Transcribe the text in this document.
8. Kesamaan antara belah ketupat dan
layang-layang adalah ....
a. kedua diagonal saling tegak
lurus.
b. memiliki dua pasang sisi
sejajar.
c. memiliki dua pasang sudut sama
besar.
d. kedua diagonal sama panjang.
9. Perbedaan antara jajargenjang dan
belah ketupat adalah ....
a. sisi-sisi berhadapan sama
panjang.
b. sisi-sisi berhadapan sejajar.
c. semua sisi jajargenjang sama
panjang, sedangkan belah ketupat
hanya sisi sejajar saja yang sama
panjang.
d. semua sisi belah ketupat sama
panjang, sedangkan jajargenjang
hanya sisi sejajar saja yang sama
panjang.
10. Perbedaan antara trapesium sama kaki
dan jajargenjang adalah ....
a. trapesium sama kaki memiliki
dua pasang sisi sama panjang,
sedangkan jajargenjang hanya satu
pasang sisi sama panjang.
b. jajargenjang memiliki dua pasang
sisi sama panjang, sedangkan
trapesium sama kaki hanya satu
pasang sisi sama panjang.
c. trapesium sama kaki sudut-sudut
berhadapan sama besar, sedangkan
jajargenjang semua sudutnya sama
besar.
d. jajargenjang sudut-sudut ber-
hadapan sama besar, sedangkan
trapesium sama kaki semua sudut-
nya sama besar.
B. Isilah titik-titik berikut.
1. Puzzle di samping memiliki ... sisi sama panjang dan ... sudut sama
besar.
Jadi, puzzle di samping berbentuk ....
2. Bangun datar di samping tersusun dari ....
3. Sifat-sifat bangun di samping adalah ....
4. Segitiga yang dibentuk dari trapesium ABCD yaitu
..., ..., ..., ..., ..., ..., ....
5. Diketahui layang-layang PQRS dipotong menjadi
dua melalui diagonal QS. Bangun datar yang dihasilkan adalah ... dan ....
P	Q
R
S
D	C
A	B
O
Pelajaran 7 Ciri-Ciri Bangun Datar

──────

Task brief:
Reproduce the data shown above exactly.

Exercise result:
Transcribe the text in this document.
8. Kesamaan antara belah ketupat dan
layang-layang adalah ....
a. kedua diagonal saling tegak
lurus.
b. memiliki dua pasang sisi
sejajar.
c. memiliki dua pasang sudut sama
besar.
d. kedua diagonal sama panjang.
9. Perbedaan antara jajargenjang dan
belah ketupat adalah ....
a. sisi-sisi berhadapan sama
panjang.
b. sisi-sisi berhadapan sejajar.
c. semua sisi jajargenjang sama
panjang, sedangkan belah ketupat
hanya sisi sejajar saja yang sama
panjang.
d. semua sisi belah ketupat sama
panjang, sedangkan jajargenjang
hanya sisi sejajar saja yang sama
panjang.
10. Perbedaan antara trapesium sama kaki
dan jajargenjang adalah ....
a. trapesium sama kaki memiliki
dua pasang sisi sama panjang,
sedangkan jajargenjang hanya satu
pasang sisi sama panjang.
b. jajargenjang memiliki dua pasang
sisi sama panjang, sedangkan
trapesium sama kaki hanya satu
pasang sisi sama panjang.
c. trapesium sama kaki sudut-sudut
berhadapan sama besar, sedangkan
jajargenjang semua sudutnya sama
besar.
d. jajargenjang sudut-sudut ber-
hadapan sama besar, sedangkan
trapesium sama kaki semua sudut-
nya sama besar.
B. Isilah titik-titik berikut.
1. Puzzle di samping memiliki ... sisi sama panjang dan ... sudut sama
besar.
Jadi, puzzle di samping berbentuk ....
2. Bangun datar di samping tersusun dari ....
3. Sifat-sifat bangun di samping adalah ....
4. Segitiga yang dibentuk dari trapesium ABCD yaitu
..., ..., ..., ..., ..., ..., ....
5. Diketahui layang-layang PQRS dipotong menjadi
dua melalui diagonal QS. Bangun datar yang dihasilkan adalah ... dan ....
P	Q
R
S
D	C
A	B
O
Pelajaran 7 Ciri-Ciri Bangun Datar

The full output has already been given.